_DO THIS_
Count every line that holds the string "Switch", and report the number alone.

_TASK INPUT_

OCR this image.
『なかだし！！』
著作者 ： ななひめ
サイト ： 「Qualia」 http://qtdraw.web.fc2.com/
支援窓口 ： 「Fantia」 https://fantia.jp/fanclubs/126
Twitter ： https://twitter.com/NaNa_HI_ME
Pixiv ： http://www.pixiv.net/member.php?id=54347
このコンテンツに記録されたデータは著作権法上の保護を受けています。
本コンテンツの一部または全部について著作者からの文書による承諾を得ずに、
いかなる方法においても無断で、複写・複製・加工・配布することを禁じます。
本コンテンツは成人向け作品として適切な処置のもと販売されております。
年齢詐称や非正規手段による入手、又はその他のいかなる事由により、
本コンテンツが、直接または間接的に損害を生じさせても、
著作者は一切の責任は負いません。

==

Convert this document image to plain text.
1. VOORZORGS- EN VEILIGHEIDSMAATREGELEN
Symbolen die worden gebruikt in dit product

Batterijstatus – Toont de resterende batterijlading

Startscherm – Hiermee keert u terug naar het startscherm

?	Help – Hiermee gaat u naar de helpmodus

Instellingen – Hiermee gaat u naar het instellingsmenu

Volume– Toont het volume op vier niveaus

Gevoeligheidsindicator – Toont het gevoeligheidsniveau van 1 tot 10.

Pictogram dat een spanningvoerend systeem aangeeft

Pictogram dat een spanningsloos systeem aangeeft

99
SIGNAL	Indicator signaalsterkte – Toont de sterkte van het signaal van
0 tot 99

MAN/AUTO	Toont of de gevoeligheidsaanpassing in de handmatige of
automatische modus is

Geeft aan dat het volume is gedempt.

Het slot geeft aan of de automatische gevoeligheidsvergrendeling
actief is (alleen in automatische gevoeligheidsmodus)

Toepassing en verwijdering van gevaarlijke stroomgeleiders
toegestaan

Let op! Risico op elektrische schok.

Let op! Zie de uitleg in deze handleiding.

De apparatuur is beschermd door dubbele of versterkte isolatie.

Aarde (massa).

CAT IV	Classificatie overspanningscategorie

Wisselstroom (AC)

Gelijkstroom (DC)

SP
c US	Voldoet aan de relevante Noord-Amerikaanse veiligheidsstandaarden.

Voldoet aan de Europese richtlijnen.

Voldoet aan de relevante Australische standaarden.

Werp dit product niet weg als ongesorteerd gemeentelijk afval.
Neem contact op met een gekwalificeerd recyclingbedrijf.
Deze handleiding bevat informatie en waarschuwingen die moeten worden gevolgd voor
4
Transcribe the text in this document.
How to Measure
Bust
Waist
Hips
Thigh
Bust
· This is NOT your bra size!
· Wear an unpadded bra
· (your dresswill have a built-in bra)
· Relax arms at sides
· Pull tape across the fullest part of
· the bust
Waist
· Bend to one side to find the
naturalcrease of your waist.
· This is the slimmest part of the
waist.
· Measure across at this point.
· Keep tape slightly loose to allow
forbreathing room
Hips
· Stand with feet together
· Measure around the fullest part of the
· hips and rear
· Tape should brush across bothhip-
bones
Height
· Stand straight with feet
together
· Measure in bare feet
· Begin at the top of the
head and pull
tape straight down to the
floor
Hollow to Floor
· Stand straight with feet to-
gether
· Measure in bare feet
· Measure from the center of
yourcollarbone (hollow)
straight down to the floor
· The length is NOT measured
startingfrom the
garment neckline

--

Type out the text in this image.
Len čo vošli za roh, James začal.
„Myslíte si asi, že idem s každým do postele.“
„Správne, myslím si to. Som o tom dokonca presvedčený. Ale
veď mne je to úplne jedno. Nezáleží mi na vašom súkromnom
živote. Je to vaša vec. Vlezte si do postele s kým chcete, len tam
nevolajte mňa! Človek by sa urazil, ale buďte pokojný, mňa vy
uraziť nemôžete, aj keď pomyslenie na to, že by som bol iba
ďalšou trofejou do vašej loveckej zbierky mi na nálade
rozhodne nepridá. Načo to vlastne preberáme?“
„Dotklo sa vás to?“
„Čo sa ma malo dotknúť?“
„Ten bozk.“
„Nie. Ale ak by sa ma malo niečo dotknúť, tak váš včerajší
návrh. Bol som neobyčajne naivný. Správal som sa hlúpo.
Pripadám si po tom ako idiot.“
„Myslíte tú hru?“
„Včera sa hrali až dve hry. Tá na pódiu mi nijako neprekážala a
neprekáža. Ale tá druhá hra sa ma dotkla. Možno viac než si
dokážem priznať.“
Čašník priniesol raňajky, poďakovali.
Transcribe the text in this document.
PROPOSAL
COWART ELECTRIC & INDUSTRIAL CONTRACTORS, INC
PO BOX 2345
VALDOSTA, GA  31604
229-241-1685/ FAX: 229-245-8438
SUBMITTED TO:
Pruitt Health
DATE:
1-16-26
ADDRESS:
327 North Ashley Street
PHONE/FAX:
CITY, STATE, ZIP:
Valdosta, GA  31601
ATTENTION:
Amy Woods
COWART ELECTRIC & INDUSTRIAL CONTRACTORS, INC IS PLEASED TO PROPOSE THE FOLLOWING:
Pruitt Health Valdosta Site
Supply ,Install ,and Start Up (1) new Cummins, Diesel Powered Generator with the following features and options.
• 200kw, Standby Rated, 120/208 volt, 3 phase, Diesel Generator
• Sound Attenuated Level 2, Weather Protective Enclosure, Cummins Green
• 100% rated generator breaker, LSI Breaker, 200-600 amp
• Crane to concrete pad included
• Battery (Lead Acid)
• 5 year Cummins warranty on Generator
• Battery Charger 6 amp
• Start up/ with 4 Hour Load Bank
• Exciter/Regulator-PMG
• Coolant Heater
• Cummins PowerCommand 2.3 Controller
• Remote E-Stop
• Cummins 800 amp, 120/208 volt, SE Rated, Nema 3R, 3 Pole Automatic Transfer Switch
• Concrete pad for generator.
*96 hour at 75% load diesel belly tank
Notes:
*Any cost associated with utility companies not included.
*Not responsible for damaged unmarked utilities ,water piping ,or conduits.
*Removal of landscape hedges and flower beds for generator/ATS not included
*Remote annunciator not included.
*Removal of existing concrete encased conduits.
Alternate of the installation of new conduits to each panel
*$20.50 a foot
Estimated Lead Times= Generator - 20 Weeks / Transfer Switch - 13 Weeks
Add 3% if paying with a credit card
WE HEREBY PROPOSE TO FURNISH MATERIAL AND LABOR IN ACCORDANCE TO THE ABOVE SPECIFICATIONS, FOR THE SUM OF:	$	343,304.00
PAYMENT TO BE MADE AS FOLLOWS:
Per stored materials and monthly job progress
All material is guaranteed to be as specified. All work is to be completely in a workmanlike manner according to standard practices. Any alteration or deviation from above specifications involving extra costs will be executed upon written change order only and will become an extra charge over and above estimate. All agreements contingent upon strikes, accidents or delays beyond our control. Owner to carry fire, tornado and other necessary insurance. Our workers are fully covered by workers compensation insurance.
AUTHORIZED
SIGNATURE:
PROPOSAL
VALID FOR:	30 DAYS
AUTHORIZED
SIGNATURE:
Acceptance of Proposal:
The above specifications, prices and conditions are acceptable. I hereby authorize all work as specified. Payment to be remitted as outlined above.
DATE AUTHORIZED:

_TASK SOLUTION_
2